**EXERCISE AIM:** Look through the listing below and report how many lines contain "zuordnen", as a bare number.

Entries taken from a collection:

● ● ●

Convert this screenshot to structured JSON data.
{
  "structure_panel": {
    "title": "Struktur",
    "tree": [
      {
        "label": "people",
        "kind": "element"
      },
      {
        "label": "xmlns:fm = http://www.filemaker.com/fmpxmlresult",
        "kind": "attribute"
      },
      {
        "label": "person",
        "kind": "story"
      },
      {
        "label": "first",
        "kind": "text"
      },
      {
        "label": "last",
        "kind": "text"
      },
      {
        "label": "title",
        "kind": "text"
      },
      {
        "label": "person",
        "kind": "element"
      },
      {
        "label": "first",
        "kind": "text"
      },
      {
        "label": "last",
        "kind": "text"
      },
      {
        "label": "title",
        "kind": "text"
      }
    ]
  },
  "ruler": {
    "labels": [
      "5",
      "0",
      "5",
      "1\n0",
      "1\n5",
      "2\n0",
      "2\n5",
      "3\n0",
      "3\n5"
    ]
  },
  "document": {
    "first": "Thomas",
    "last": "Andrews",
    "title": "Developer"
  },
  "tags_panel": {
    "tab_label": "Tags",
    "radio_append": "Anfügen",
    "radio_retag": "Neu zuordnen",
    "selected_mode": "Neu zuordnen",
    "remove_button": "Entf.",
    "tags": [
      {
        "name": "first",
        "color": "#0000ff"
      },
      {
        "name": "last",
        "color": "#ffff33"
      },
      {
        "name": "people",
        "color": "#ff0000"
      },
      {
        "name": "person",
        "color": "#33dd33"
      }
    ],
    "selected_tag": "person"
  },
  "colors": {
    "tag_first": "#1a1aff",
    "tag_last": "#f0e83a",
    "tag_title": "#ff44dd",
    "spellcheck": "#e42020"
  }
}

● ● ●

**EXERCISE SOLUTION:** 2